▸ **Exercise requirements**
Go through the entries below and print each one exactly, leaving out pictures.

(Dataset records)
==========

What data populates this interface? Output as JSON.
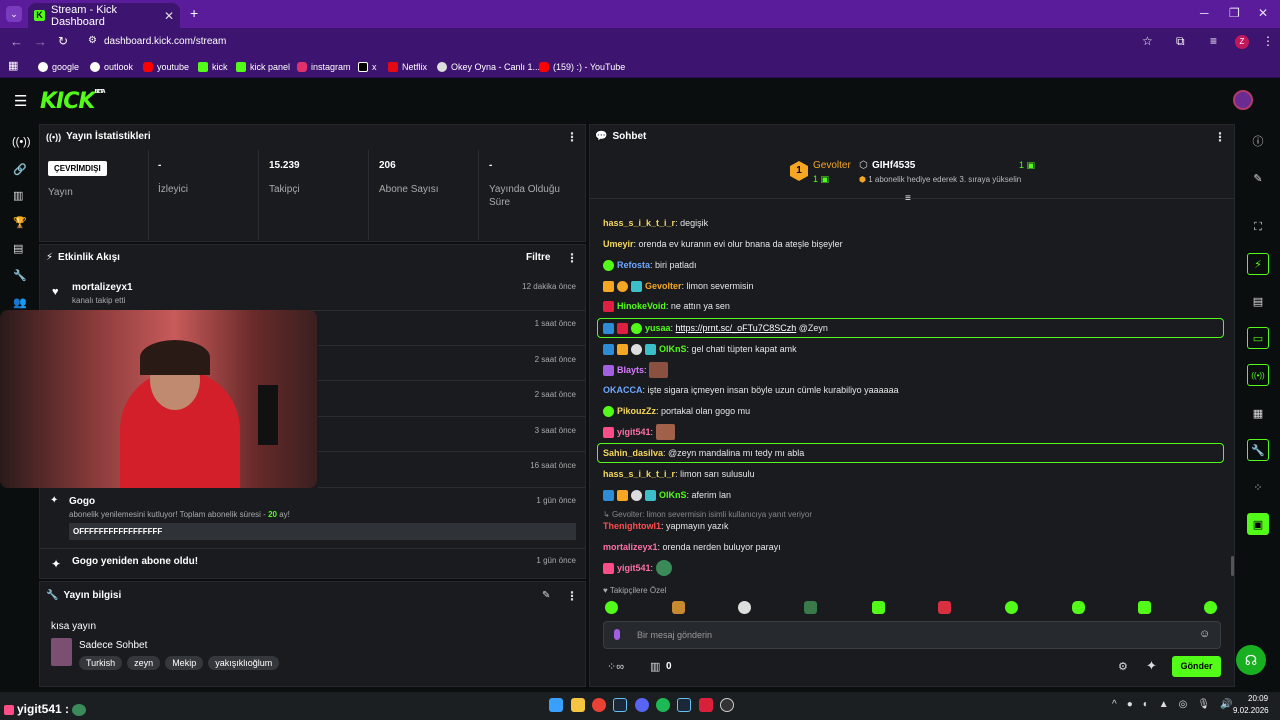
{
  "browser": {
    "tab_title": "Stream - Kick Dashboard",
    "url": "dashboard.kick.com/stream",
    "profile_initial": "Z",
    "bookmarks": [
      "google",
      "outlook",
      "youtube",
      "kick",
      "kick panel",
      "instagram",
      "x",
      "Netflix",
      "Okey Oyna - Canlı 1...",
      "(159) :) - YouTube"
    ]
  },
  "kick": {
    "logo": "KICK",
    "logo_sup": "BETA"
  },
  "stats": {
    "title": "Yayın İstatistikleri",
    "offline_badge": "ÇEVRİMDIŞI",
    "stream_label": "Yayın",
    "viewers_value": "-",
    "viewers_label": "İzleyici",
    "followers_value": "15.239",
    "followers_label": "Takipçi",
    "subs_value": "206",
    "subs_label": "Abone Sayısı",
    "uptime_value": "-",
    "uptime_label": "Yayında Olduğu Süre"
  },
  "activity": {
    "title": "Etkinlik Akışı",
    "filter": "Filtre",
    "items": [
      {
        "title": "mortalizeyx1",
        "sub": "kanalı takip etti",
        "time": "12 dakika önce"
      },
      {
        "time": "1 saat önce"
      },
      {
        "time": "2 saat önce"
      },
      {
        "time": "2 saat önce"
      },
      {
        "time": "3 saat önce"
      },
      {
        "time": "16 saat önce"
      },
      {
        "title": "Gogo",
        "sub_prefix": "abonelik yenilemesini kutluyor! Toplam abonelik süresi - ",
        "sub_num": "20",
        "sub_suffix": " ay!",
        "message": "OFFFFFFFFFFFFFFFFF",
        "time": "1 gün önce"
      },
      {
        "title": "Gogo yeniden abone oldu!",
        "time": "1 gün önce"
      }
    ]
  },
  "info": {
    "title": "Yayın bilgisi",
    "stream_title": "kısa yayın",
    "category": "Sadece Sohbet",
    "tags": [
      "Turkish",
      "zeyn",
      "Mekip",
      "yakışıklıoğlum"
    ]
  },
  "chat": {
    "title": "Sohbet",
    "leaderboard": {
      "first_name": "Gevolter",
      "first_count": "1",
      "gift_name": "GIHf4535",
      "gift_count": "1",
      "gift_text": "1 abonelik hediye ederek 3. sıraya yükselin"
    },
    "messages": [
      {
        "user": "hass_s_i_k_t_i_r",
        "color": "#f5d75d",
        "text": "degişik"
      },
      {
        "user": "Umeyir",
        "color": "#f5d75d",
        "text": "orenda ev kuranın evi olur bnana da ateşle bişeyler"
      },
      {
        "user": "Refosta",
        "color": "#6fa8ff",
        "text": "biri patladı"
      },
      {
        "user": "Gevolter",
        "color": "#f5a623",
        "text": "limon severmisin"
      },
      {
        "user": "HinokeVoid",
        "color": "#53fc18",
        "text": "ne attın ya sen"
      },
      {
        "user": "yusaa",
        "color": "#53fc18",
        "text": "@Zeyn",
        "link": "https://prnt.sc/_oFTu7C8SCzh"
      },
      {
        "user": "OlKnS",
        "color": "#53fc18",
        "text": "gel chati tüpten kapat amk"
      },
      {
        "user": "Blayts",
        "color": "#d97bff",
        "text": ""
      },
      {
        "user": "OKACCA",
        "color": "#6fa8ff",
        "text": "işte sigara içmeyen insan böyle uzun cümle kurabiliyo yaaaaaa"
      },
      {
        "user": "PikouzZz",
        "color": "#f5d75d",
        "text": "portakal olan gogo mu"
      },
      {
        "user": "yigit541",
        "color": "#ff6fa8",
        "text": ""
      },
      {
        "user": "Sahin_dasilva",
        "color": "#f5d75d",
        "text": "@zeyn mandalina mı tedy mı abla"
      },
      {
        "user": "hass_s_i_k_t_i_r",
        "color": "#f5d75d",
        "text": "limon sarı sulusulu"
      },
      {
        "user": "OlKnS",
        "color": "#53fc18",
        "text": "aferim lan"
      },
      {
        "reply": "Gevolter: limon severmisin isimli kullanıcıya yanıt veriyor"
      },
      {
        "user": "Thenightowl1",
        "color": "#ff4d4d",
        "text": "yapmayın yazık"
      },
      {
        "user": "mortalizeyx1",
        "color": "#ff6fa8",
        "text": "orenda nerden buluyor parayı"
      },
      {
        "user": "yigit541",
        "color": "#ff6fa8",
        "text": ""
      }
    ],
    "followers_only": "Takipçilere Özel",
    "input_placeholder": "Bir mesaj gönderin",
    "points": "0",
    "send": "Gönder"
  },
  "overlay": {
    "user": "yigit541",
    "sep": ":"
  },
  "taskbar": {
    "time": "20:09",
    "date": "9.02.2026"
  }
}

==========

▸ **Response to the exercise**
What data populates this interface? Output as JSON.
{
  "browser": {
    "tab_title": "Stream - Kick Dashboard",
    "url": "dashboard.kick.com/stream",
    "profile_initial": "Z",
    "bookmarks": [
      "google",
      "outlook",
      "youtube",
      "kick",
      "kick panel",
      "instagram",
      "x",
      "Netflix",
      "Okey Oyna - Canlı 1...",
      "(159) :) - YouTube"
    ]
  },
  "kick": {
    "logo": "KICK",
    "logo_sup": "BETA"
  },
  "stats": {
    "title": "Yayın İstatistikleri",
    "offline_badge": "ÇEVRİMDIŞI",
    "stream_label": "Yayın",
    "viewers_value": "-",
    "viewers_label": "İzleyici",
    "followers_value": "15.239",
    "followers_label": "Takipçi",
    "subs_value": "206",
    "subs_label": "Abone Sayısı",
    "uptime_value": "-",
    "uptime_label": "Yayında Olduğu Süre"
  },
  "activity": {
    "title": "Etkinlik Akışı",
    "filter": "Filtre",
    "items": [
      {
        "title": "mortalizeyx1",
        "sub": "kanalı takip etti",
        "time": "12 dakika önce"
      },
      {
        "time": "1 saat önce"
      },
      {
        "time": "2 saat önce"
      },
      {
        "time": "2 saat önce"
      },
      {
        "time": "3 saat önce"
      },
      {
        "time": "16 saat önce"
      },
      {
        "title": "Gogo",
        "sub_prefix": "abonelik yenilemesini kutluyor! Toplam abonelik süresi - ",
        "sub_num": "20",
        "sub_suffix": " ay!",
        "message": "OFFFFFFFFFFFFFFFFF",
        "time": "1 gün önce"
      },
      {
        "title": "Gogo yeniden abone oldu!",
        "time": "1 gün önce"
      }
    ]
  },
  "info": {
    "title": "Yayın bilgisi",
    "stream_title": "kısa yayın",
    "category": "Sadece Sohbet",
    "tags": [
      "Turkish",
      "zeyn",
      "Mekip",
      "yakışıklıoğlum"
    ]
  },
  "chat": {
    "title": "Sohbet",
    "leaderboard": {
      "first_name": "Gevolter",
      "first_count": "1",
      "gift_name": "GIHf4535",
      "gift_count": "1",
      "gift_text": "1 abonelik hediye ederek 3. sıraya yükselin"
    },
    "messages": [
      {
        "user": "hass_s_i_k_t_i_r",
        "color": "#f5d75d",
        "text": "degişik"
      },
      {
        "user": "Umeyir",
        "color": "#f5d75d",
        "text": "orenda ev kuranın evi olur bnana da ateşle bişeyler"
      },
      {
        "user": "Refosta",
        "color": "#6fa8ff",
        "text": "biri patladı"
      },
      {
        "user": "Gevolter",
        "color": "#f5a623",
        "text": "limon severmisin"
      },
      {
        "user": "HinokeVoid",
        "color": "#53fc18",
        "text": "ne attın ya sen"
      },
      {
        "user": "yusaa",
        "color": "#53fc18",
        "text": "@Zeyn",
        "link": "https://prnt.sc/_oFTu7C8SCzh"
      },
      {
        "user": "OlKnS",
        "color": "#53fc18",
        "text": "gel chati tüpten kapat amk"
      },
      {
        "user": "Blayts",
        "color": "#d97bff",
        "text": ""
      },
      {
        "user": "OKACCA",
        "color": "#6fa8ff",
        "text": "işte sigara içmeyen insan böyle uzun cümle kurabiliyo yaaaaaa"
      },
      {
        "user": "PikouzZz",
        "color": "#f5d75d",
        "text": "portakal olan gogo mu"
      },
      {
        "user": "yigit541",
        "color": "#ff6fa8",
        "text": ""
      },
      {
        "user": "Sahin_dasilva",
        "color": "#f5d75d",
        "text": "@zeyn mandalina mı tedy mı abla"
      },
      {
        "user": "hass_s_i_k_t_i_r",
        "color": "#f5d75d",
        "text": "limon sarı sulusulu"
      },
      {
        "user": "OlKnS",
        "color": "#53fc18",
        "text": "aferim lan"
      },
      {
        "reply": "Gevolter: limon severmisin isimli kullanıcıya yanıt veriyor"
      },
      {
        "user": "Thenightowl1",
        "color": "#ff4d4d",
        "text": "yapmayın yazık"
      },
      {
        "user": "mortalizeyx1",
        "color": "#ff6fa8",
        "text": "orenda nerden buluyor parayı"
      },
      {
        "user": "yigit541",
        "color": "#ff6fa8",
        "text": ""
      }
    ],
    "followers_only": "Takipçilere Özel",
    "input_placeholder": "Bir mesaj gönderin",
    "points": "0",
    "send": "Gönder"
  },
  "overlay": {
    "user": "yigit541",
    "sep": ":"
  },
  "taskbar": {
    "time": "20:09",
    "date": "9.02.2026"
  }
}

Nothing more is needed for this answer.